Directions: Copy the records below exactly.
*** Dataset Section Begins ***
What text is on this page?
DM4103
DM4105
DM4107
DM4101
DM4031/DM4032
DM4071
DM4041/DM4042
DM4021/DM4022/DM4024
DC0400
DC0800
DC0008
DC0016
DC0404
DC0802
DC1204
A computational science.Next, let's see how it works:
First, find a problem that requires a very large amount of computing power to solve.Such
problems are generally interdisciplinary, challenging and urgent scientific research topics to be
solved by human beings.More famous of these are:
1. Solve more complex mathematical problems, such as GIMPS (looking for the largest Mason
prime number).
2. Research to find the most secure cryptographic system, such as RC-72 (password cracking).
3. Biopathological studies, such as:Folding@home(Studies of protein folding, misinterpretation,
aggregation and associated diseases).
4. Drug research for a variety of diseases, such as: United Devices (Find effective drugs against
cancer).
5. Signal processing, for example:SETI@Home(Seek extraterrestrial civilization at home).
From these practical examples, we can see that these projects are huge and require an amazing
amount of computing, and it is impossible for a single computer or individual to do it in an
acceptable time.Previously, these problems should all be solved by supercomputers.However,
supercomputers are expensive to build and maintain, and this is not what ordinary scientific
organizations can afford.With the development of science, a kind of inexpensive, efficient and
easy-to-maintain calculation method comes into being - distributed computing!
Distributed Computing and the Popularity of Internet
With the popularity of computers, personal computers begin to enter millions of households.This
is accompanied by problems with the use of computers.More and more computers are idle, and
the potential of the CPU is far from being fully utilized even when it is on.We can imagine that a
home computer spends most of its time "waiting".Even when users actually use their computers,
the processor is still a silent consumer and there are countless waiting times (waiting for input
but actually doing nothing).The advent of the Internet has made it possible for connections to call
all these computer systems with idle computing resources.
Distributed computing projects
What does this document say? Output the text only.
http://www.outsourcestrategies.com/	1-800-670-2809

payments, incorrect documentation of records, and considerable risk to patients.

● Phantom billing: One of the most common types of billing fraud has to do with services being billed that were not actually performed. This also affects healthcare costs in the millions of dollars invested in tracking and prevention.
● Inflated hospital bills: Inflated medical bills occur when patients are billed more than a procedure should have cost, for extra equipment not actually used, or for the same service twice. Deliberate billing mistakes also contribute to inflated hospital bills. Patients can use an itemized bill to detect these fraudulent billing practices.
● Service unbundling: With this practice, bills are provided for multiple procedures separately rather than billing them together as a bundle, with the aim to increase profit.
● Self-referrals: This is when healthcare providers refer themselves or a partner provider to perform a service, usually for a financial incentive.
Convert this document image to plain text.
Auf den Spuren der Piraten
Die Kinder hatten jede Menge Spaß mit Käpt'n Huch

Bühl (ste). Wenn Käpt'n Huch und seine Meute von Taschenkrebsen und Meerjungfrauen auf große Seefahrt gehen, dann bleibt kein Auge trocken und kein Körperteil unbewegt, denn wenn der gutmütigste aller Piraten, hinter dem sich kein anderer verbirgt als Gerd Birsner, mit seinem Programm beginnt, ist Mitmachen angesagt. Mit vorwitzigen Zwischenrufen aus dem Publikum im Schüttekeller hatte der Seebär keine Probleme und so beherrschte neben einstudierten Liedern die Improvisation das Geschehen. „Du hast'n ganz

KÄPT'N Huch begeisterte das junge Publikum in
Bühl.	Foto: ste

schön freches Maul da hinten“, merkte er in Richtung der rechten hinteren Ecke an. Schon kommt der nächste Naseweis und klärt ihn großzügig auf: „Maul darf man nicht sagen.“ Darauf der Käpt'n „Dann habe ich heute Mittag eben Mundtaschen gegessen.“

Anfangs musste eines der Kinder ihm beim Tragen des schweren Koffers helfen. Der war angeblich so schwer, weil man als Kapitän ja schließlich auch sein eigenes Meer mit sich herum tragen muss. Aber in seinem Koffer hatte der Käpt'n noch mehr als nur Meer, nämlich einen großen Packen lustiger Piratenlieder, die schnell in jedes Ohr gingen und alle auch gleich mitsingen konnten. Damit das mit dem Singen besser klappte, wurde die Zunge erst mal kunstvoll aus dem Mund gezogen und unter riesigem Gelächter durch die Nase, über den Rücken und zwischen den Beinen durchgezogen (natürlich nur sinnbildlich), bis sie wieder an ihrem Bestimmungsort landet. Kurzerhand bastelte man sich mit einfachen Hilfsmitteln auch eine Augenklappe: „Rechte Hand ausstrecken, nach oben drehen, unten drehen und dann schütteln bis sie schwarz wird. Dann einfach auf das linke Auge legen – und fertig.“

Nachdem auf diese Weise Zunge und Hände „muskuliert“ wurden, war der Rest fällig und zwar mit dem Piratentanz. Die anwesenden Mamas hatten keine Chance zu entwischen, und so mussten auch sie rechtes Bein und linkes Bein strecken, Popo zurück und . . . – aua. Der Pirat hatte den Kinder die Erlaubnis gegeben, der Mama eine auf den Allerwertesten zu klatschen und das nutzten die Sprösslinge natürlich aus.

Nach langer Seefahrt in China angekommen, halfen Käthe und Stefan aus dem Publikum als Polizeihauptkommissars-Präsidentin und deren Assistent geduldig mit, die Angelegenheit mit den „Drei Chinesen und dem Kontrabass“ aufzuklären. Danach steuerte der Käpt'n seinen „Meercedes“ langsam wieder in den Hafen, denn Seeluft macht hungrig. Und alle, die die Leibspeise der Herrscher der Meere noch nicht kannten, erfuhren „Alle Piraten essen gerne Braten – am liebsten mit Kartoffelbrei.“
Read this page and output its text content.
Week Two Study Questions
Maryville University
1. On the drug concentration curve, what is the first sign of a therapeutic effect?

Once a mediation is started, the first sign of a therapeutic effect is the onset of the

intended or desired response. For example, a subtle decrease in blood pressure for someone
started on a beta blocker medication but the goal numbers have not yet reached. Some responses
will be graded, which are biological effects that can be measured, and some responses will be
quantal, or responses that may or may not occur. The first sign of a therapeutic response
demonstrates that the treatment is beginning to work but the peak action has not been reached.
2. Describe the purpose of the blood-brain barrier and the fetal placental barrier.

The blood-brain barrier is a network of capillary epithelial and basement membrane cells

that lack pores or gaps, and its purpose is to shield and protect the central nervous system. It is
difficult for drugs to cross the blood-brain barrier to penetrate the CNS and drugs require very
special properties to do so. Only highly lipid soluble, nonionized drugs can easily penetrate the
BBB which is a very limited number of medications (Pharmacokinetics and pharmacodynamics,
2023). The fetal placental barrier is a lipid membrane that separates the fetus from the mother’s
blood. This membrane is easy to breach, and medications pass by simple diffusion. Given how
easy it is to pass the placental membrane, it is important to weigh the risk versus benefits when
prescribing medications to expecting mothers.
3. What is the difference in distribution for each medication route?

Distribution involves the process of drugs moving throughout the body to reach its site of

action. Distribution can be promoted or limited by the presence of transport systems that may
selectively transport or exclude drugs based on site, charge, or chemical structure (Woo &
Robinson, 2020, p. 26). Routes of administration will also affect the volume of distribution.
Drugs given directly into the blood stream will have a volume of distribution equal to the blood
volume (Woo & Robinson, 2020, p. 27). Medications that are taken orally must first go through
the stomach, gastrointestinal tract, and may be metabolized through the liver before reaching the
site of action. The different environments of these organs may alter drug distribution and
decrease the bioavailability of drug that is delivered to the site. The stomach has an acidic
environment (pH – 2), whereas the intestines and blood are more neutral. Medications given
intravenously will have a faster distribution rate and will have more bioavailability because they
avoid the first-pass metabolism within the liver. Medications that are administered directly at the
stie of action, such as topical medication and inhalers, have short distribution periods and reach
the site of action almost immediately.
*** Dataset Section Ends ***
Written answer:
What text is on this page?
DM4103
DM4105
DM4107
DM4101
DM4031/DM4032
DM4071
DM4041/DM4042
DM4021/DM4022/DM4024
DC0400
DC0800
DC0008
DC0016
DC0404
DC0802
DC1204
A computational science.Next, let's see how it works:
First, find a problem that requires a very large amount of computing power to solve.Such
problems are generally interdisciplinary, challenging and urgent scientific research topics to be
solved by human beings.More famous of these are:
1. Solve more complex mathematical problems, such as GIMPS (looking for the largest Mason
prime number).
2. Research to find the most secure cryptographic system, such as RC-72 (password cracking).
3. Biopathological studies, such as:Folding@home(Studies of protein folding, misinterpretation,
aggregation and associated diseases).
4. Drug research for a variety of diseases, such as: United Devices (Find effective drugs against
cancer).
5. Signal processing, for example:SETI@Home(Seek extraterrestrial civilization at home).
From these practical examples, we can see that these projects are huge and require an amazing
amount of computing, and it is impossible for a single computer or individual to do it in an
acceptable time.Previously, these problems should all be solved by supercomputers.However,
supercomputers are expensive to build and maintain, and this is not what ordinary scientific
organizations can afford.With the development of science, a kind of inexpensive, efficient and
easy-to-maintain calculation method comes into being - distributed computing!
Distributed Computing and the Popularity of Internet
With the popularity of computers, personal computers begin to enter millions of households.This
is accompanied by problems with the use of computers.More and more computers are idle, and
the potential of the CPU is far from being fully utilized even when it is on.We can imagine that a
home computer spends most of its time "waiting".Even when users actually use their computers,
the processor is still a silent consumer and there are countless waiting times (waiting for input
but actually doing nothing).The advent of the Internet has made it possible for connections to call
all these computer systems with idle computing resources.
Distributed computing projects
What does this document say? Output the text only.
http://www.outsourcestrategies.com/	1-800-670-2809

payments, incorrect documentation of records, and considerable risk to patients.

● Phantom billing: One of the most common types of billing fraud has to do with services being billed that were not actually performed. This also affects healthcare costs in the millions of dollars invested in tracking and prevention.
● Inflated hospital bills: Inflated medical bills occur when patients are billed more than a procedure should have cost, for extra equipment not actually used, or for the same service twice. Deliberate billing mistakes also contribute to inflated hospital bills. Patients can use an itemized bill to detect these fraudulent billing practices.
● Service unbundling: With this practice, bills are provided for multiple procedures separately rather than billing them together as a bundle, with the aim to increase profit.
● Self-referrals: This is when healthcare providers refer themselves or a partner provider to perform a service, usually for a financial incentive.
Convert this document image to plain text.
Auf den Spuren der Piraten
Die Kinder hatten jede Menge Spaß mit Käpt'n Huch

Bühl (ste). Wenn Käpt'n Huch und seine Meute von Taschenkrebsen und Meerjungfrauen auf große Seefahrt gehen, dann bleibt kein Auge trocken und kein Körperteil unbewegt, denn wenn der gutmütigste aller Piraten, hinter dem sich kein anderer verbirgt als Gerd Birsner, mit seinem Programm beginnt, ist Mitmachen angesagt. Mit vorwitzigen Zwischenrufen aus dem Publikum im Schüttekeller hatte der Seebär keine Probleme und so beherrschte neben einstudierten Liedern die Improvisation das Geschehen. „Du hast'n ganz

KÄPT'N Huch begeisterte das junge Publikum in
Bühl.	Foto: ste

schön freches Maul da hinten“, merkte er in Richtung der rechten hinteren Ecke an. Schon kommt der nächste Naseweis und klärt ihn großzügig auf: „Maul darf man nicht sagen.“ Darauf der Käpt'n „Dann habe ich heute Mittag eben Mundtaschen gegessen.“

Anfangs musste eines der Kinder ihm beim Tragen des schweren Koffers helfen. Der war angeblich so schwer, weil man als Kapitän ja schließlich auch sein eigenes Meer mit sich herum tragen muss. Aber in seinem Koffer hatte der Käpt'n noch mehr als nur Meer, nämlich einen großen Packen lustiger Piratenlieder, die schnell in jedes Ohr gingen und alle auch gleich mitsingen konnten. Damit das mit dem Singen besser klappte, wurde die Zunge erst mal kunstvoll aus dem Mund gezogen und unter riesigem Gelächter durch die Nase, über den Rücken und zwischen den Beinen durchgezogen (natürlich nur sinnbildlich), bis sie wieder an ihrem Bestimmungsort landet. Kurzerhand bastelte man sich mit einfachen Hilfsmitteln auch eine Augenklappe: „Rechte Hand ausstrecken, nach oben drehen, unten drehen und dann schütteln bis sie schwarz wird. Dann einfach auf das linke Auge legen – und fertig.“

Nachdem auf diese Weise Zunge und Hände „muskuliert“ wurden, war der Rest fällig und zwar mit dem Piratentanz. Die anwesenden Mamas hatten keine Chance zu entwischen, und so mussten auch sie rechtes Bein und linkes Bein strecken, Popo zurück und . . . – aua. Der Pirat hatte den Kinder die Erlaubnis gegeben, der Mama eine auf den Allerwertesten zu klatschen und das nutzten die Sprösslinge natürlich aus.

Nach langer Seefahrt in China angekommen, halfen Käthe und Stefan aus dem Publikum als Polizeihauptkommissars-Präsidentin und deren Assistent geduldig mit, die Angelegenheit mit den „Drei Chinesen und dem Kontrabass“ aufzuklären. Danach steuerte der Käpt'n seinen „Meercedes“ langsam wieder in den Hafen, denn Seeluft macht hungrig. Und alle, die die Leibspeise der Herrscher der Meere noch nicht kannten, erfuhren „Alle Piraten essen gerne Braten – am liebsten mit Kartoffelbrei.“
Read this page and output its text content.
Week Two Study Questions
Maryville University
1. On the drug concentration curve, what is the first sign of a therapeutic effect?

Once a mediation is started, the first sign of a therapeutic effect is the onset of the

intended or desired response. For example, a subtle decrease in blood pressure for someone
started on a beta blocker medication but the goal numbers have not yet reached. Some responses
will be graded, which are biological effects that can be measured, and some responses will be
quantal, or responses that may or may not occur. The first sign of a therapeutic response
demonstrates that the treatment is beginning to work but the peak action has not been reached.
2. Describe the purpose of the blood-brain barrier and the fetal placental barrier.

The blood-brain barrier is a network of capillary epithelial and basement membrane cells

that lack pores or gaps, and its purpose is to shield and protect the central nervous system. It is
difficult for drugs to cross the blood-brain barrier to penetrate the CNS and drugs require very
special properties to do so. Only highly lipid soluble, nonionized drugs can easily penetrate the
BBB which is a very limited number of medications (Pharmacokinetics and pharmacodynamics,
2023). The fetal placental barrier is a lipid membrane that separates the fetus from the mother’s
blood. This membrane is easy to breach, and medications pass by simple diffusion. Given how
easy it is to pass the placental membrane, it is important to weigh the risk versus benefits when
prescribing medications to expecting mothers.
3. What is the difference in distribution for each medication route?

Distribution involves the process of drugs moving throughout the body to reach its site of

action. Distribution can be promoted or limited by the presence of transport systems that may
selectively transport or exclude drugs based on site, charge, or chemical structure (Woo &
Robinson, 2020, p. 26). Routes of administration will also affect the volume of distribution.
Drugs given directly into the blood stream will have a volume of distribution equal to the blood
volume (Woo & Robinson, 2020, p. 27). Medications that are taken orally must first go through
the stomach, gastrointestinal tract, and may be metabolized through the liver before reaching the
site of action. The different environments of these organs may alter drug distribution and
decrease the bioavailability of drug that is delivered to the site. The stomach has an acidic
environment (pH – 2), whereas the intestines and blood are more neutral. Medications given
intravenously will have a faster distribution rate and will have more bioavailability because they
avoid the first-pass metabolism within the liver. Medications that are administered directly at the
stie of action, such as topical medication and inhalers, have short distribution periods and reach
the site of action almost immediately.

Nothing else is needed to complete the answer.